PROBLEM REQUIREMENTS » Gather up every line from the entries below that uses the word "name".

** START **

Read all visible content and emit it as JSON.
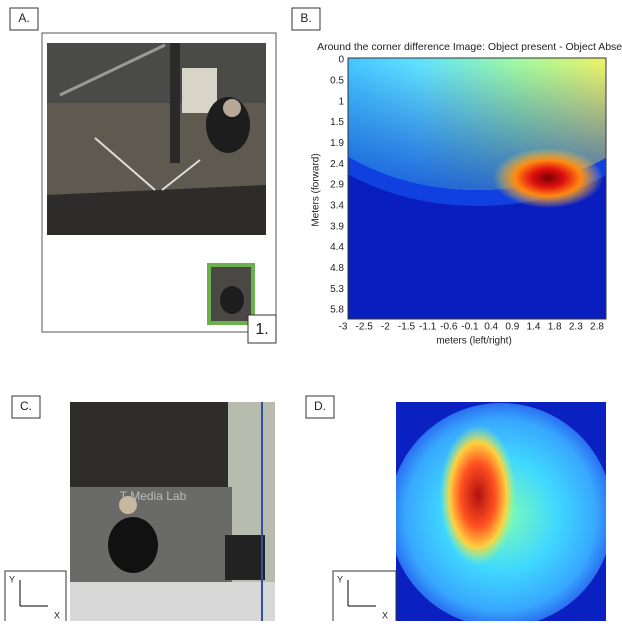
{
  "panels": {
    "a": {
      "label": "A.",
      "inset_label": "1."
    },
    "b": {
      "label": "B.",
      "title": "Around the corner difference Image: Object present - Object Absent",
      "y_axis_label": "Meters (forward)",
      "x_axis_label": "meters (left/right)",
      "y_ticks": [
        "0",
        "0.5",
        "1",
        "1.5",
        "1.9",
        "2.4",
        "2.9",
        "3.4",
        "3.9",
        "4.4",
        "4.8",
        "5.3",
        "5.8"
      ],
      "x_ticks": [
        "-3",
        "-2.5",
        "-2",
        "-1.5",
        "-1.1",
        "-0.6",
        "-0.1",
        "0.4",
        "0.9",
        "1.4",
        "1.8",
        "2.3",
        "2.8"
      ]
    },
    "c": {
      "label": "C.",
      "photo_text": "T Media Lab",
      "axis_y": "Y",
      "axis_x": "X"
    },
    "d": {
      "label": "D.",
      "axis_y": "Y",
      "axis_x": "X"
    }
  }
}
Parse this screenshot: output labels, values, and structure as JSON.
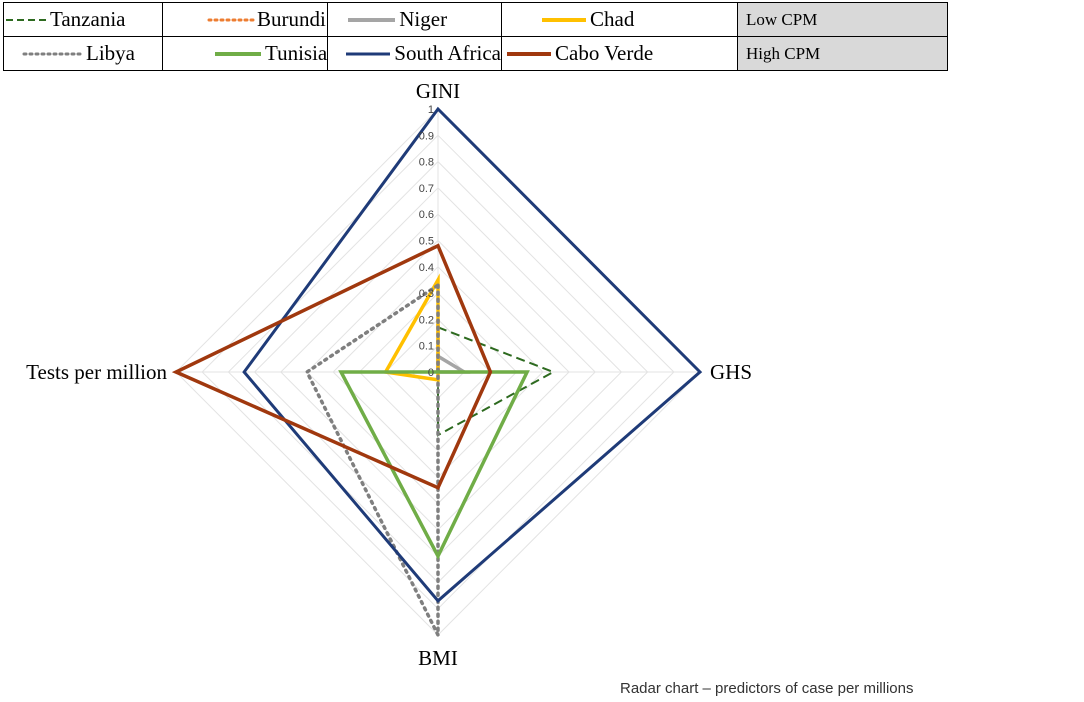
{
  "legend": {
    "groups": [
      "Low CPM",
      "High CPM"
    ]
  },
  "caption": "Radar chart – predictors of case per millions",
  "chart_data": {
    "type": "radar",
    "axes": [
      "GINI",
      "GHS",
      "BMI",
      "Tests per million"
    ],
    "rlim": [
      0,
      1
    ],
    "ticks": [
      "0",
      "0.1",
      "0.2",
      "0.3",
      "0.4",
      "0.5",
      "0.6",
      "0.7",
      "0.8",
      "0.9",
      "1"
    ],
    "grid": true,
    "series": [
      {
        "name": "Tanzania",
        "group": "Low CPM",
        "color": "#2d6a1f",
        "dash": "dashed",
        "values": [
          0.17,
          0.44,
          0.24,
          0.0
        ]
      },
      {
        "name": "Burundi",
        "group": "Low CPM",
        "color": "#ed7d31",
        "dash": "dotted",
        "values": [
          0.2,
          0.0,
          0.0,
          0.0
        ]
      },
      {
        "name": "Niger",
        "group": "Low CPM",
        "color": "#a5a5a5",
        "dash": "solid",
        "values": [
          0.06,
          0.1,
          0.0,
          0.0
        ]
      },
      {
        "name": "Chad",
        "group": "Low CPM",
        "color": "#ffc000",
        "dash": "solid",
        "values": [
          0.35,
          0.0,
          0.03,
          0.2
        ]
      },
      {
        "name": "Libya",
        "group": "High CPM",
        "color": "#7f7f7f",
        "dash": "dotted",
        "values": [
          0.33,
          0.0,
          1.0,
          0.5
        ]
      },
      {
        "name": "Tunisia",
        "group": "High CPM",
        "color": "#70ad47",
        "dash": "solid",
        "values": [
          0.0,
          0.34,
          0.7,
          0.37
        ]
      },
      {
        "name": "South Africa",
        "group": "High CPM",
        "color": "#1f3b78",
        "dash": "solid",
        "values": [
          1.0,
          1.0,
          0.87,
          0.74
        ]
      },
      {
        "name": "Cabo Verde",
        "group": "High CPM",
        "color": "#a0380e",
        "dash": "solid",
        "values": [
          0.48,
          0.2,
          0.44,
          1.0
        ]
      }
    ]
  }
}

** END **

EXERCISE RESPONSE »
        "name": "Tanzania",
        "name": "Burundi",
        "name": "Niger",
        "name": "Chad",
        "name": "Libya",
        "name": "Tunisia",
        "name": "South Africa",
        "name": "Cabo Verde",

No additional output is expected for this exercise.